Task requirements: Check each line of the records below and collect those holding "Кулундинский".

Available data:
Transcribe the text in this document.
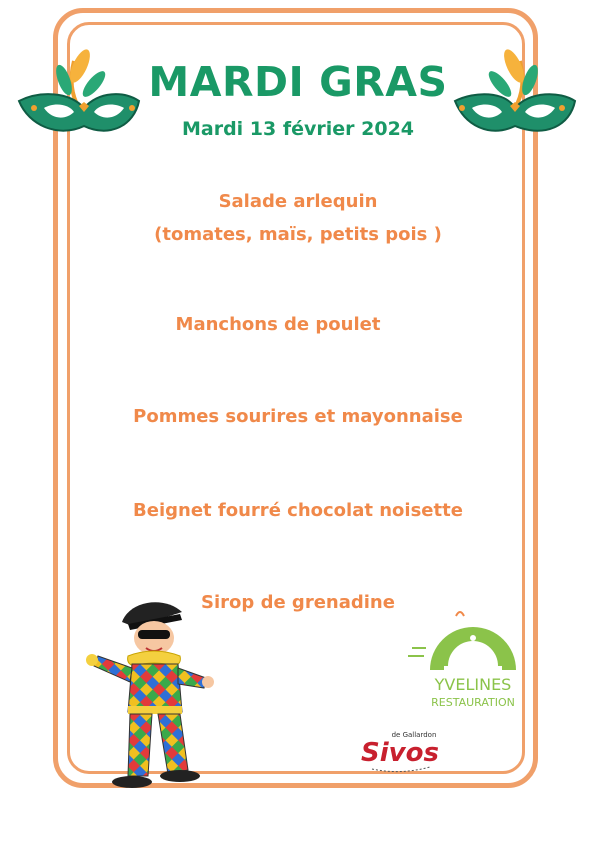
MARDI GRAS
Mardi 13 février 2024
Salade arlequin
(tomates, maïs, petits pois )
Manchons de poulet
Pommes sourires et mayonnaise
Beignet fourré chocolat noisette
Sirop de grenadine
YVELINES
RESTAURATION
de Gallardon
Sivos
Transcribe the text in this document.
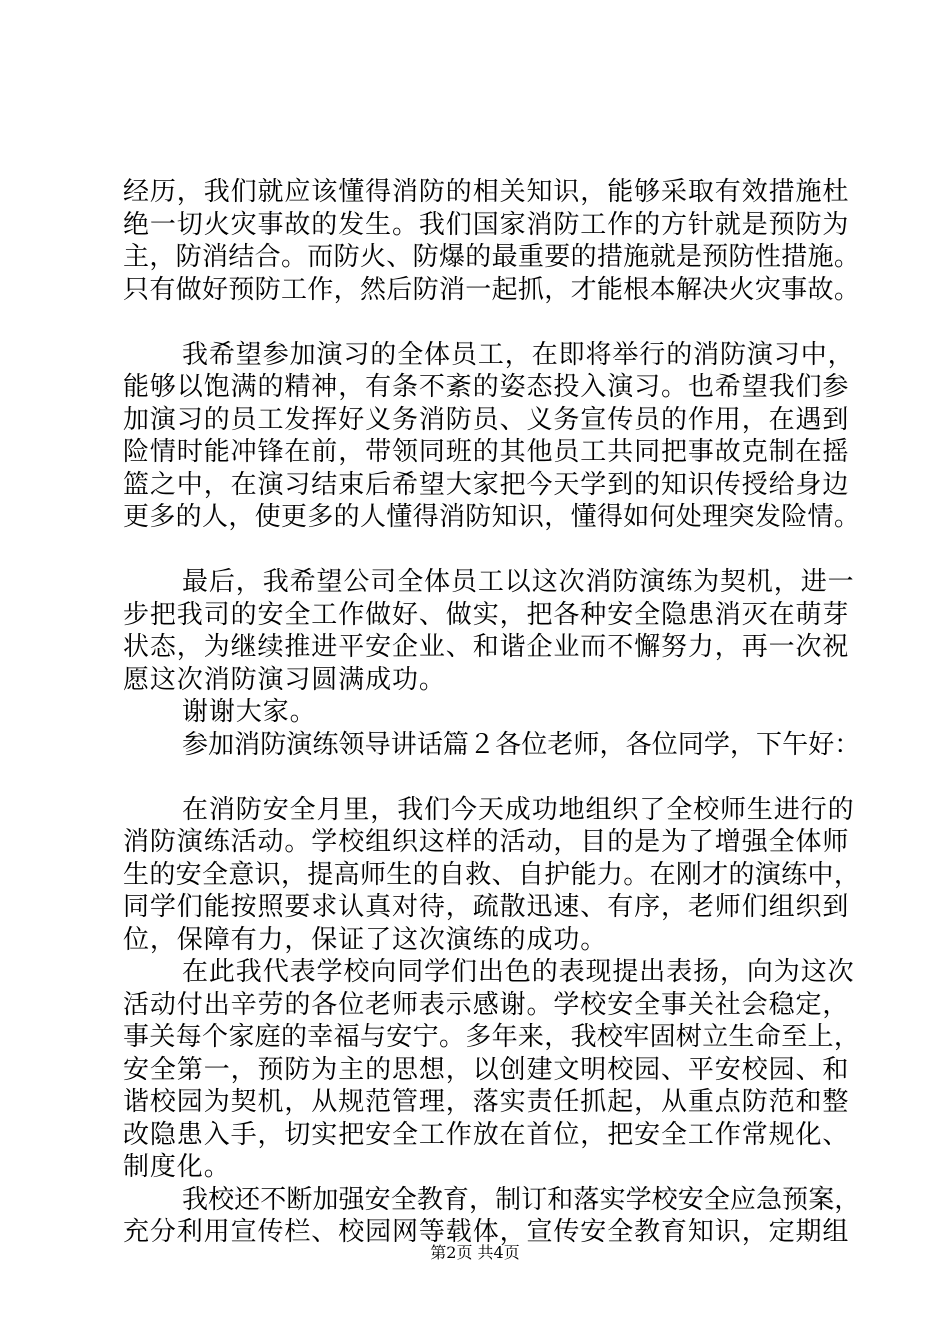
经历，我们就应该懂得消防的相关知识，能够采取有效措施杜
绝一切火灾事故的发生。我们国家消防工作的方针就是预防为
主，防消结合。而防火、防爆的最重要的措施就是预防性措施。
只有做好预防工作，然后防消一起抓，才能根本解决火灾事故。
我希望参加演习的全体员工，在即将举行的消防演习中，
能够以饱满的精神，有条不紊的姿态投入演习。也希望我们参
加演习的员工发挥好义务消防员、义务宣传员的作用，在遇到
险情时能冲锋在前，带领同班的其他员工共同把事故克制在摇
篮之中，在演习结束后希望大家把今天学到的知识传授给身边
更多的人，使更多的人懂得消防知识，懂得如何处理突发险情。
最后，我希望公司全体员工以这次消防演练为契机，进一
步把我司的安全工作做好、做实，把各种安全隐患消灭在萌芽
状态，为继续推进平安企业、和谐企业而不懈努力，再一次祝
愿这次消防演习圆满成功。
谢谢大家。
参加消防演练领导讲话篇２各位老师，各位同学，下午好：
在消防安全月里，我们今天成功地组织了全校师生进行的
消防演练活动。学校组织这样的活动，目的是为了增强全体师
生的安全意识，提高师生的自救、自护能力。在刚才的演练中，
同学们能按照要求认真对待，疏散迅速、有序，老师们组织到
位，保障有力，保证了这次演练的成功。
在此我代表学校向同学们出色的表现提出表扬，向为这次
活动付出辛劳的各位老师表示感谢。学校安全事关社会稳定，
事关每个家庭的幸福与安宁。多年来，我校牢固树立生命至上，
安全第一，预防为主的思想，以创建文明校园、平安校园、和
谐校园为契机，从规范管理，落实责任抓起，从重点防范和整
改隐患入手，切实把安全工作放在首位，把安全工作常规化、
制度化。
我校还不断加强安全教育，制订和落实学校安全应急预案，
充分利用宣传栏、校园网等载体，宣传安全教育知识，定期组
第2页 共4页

...

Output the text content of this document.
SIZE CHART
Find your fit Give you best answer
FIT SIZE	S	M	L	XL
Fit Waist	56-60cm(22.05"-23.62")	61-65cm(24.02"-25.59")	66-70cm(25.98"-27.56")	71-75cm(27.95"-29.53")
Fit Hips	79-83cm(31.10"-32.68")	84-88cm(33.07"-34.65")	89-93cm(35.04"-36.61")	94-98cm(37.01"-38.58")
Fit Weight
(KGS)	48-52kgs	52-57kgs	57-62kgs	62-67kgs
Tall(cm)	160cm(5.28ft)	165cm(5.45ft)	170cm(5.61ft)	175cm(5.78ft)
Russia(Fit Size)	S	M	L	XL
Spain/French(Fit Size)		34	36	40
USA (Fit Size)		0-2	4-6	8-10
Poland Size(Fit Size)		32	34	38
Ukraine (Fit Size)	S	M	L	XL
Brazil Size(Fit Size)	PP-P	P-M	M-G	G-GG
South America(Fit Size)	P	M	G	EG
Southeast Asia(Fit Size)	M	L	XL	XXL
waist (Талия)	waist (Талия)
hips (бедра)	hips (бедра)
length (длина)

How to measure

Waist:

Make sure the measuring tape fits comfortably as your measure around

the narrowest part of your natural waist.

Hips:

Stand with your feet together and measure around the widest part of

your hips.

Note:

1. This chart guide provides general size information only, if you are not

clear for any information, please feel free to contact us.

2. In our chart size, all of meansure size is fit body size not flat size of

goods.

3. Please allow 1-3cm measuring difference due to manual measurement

* * *

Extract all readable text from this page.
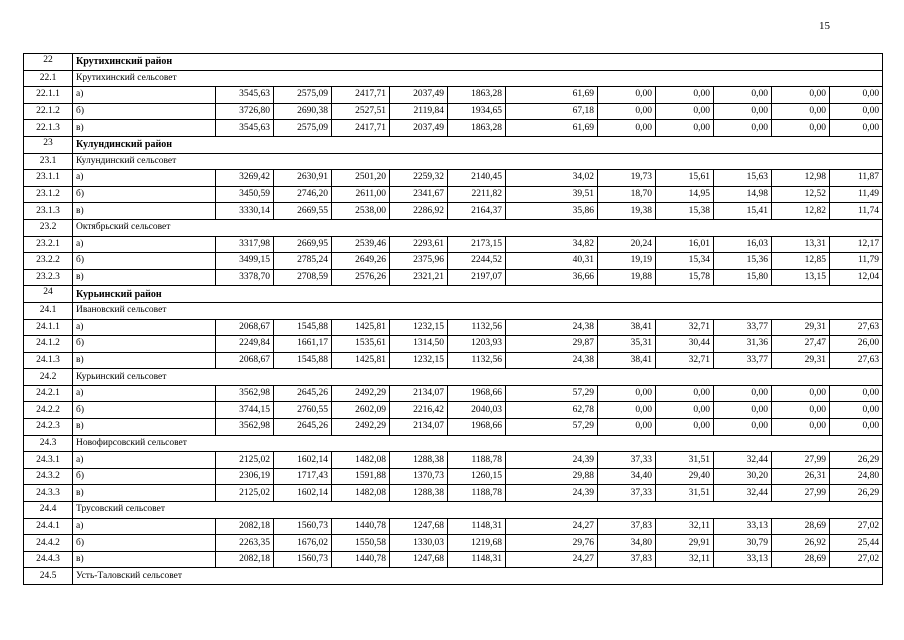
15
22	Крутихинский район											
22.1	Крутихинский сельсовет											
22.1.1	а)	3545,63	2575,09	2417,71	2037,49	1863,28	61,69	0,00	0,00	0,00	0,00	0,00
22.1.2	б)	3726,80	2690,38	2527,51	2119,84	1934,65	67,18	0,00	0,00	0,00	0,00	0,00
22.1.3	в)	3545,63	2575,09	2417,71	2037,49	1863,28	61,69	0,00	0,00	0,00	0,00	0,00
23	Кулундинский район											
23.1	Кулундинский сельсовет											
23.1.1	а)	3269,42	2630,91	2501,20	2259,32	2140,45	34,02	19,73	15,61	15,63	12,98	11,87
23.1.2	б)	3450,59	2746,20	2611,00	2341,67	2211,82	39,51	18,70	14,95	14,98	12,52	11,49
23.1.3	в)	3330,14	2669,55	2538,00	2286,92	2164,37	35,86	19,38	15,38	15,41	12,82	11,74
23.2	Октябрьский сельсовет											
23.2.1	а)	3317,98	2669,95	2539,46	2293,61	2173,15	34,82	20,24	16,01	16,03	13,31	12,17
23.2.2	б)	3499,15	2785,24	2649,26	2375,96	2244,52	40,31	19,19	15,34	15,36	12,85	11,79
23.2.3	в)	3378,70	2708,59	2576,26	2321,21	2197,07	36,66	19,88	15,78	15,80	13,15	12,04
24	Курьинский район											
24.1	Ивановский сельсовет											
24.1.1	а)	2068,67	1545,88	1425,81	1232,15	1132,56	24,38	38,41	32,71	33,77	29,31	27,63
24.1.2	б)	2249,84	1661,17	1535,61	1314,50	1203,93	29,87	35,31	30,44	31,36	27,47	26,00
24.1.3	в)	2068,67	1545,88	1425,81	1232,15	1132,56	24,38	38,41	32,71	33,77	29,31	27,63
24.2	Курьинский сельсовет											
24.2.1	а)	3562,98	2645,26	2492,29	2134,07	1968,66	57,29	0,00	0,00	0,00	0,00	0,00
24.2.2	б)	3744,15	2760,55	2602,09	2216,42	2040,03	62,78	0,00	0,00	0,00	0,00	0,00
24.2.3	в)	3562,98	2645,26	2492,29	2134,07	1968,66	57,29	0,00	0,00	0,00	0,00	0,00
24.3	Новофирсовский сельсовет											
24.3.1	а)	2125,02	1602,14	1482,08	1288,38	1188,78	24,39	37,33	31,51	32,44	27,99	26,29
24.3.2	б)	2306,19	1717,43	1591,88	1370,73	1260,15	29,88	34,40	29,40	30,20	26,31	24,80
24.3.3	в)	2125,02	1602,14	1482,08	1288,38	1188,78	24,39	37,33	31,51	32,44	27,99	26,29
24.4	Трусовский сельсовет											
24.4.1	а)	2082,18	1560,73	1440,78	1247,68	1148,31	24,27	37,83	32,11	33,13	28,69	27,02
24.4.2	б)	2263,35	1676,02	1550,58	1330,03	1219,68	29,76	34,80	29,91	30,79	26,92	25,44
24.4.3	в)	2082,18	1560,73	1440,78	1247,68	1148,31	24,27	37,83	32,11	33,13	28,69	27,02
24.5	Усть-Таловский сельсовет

Response for this exercise:
23	Кулундинский район											
23.1	Кулундинский сельсовет											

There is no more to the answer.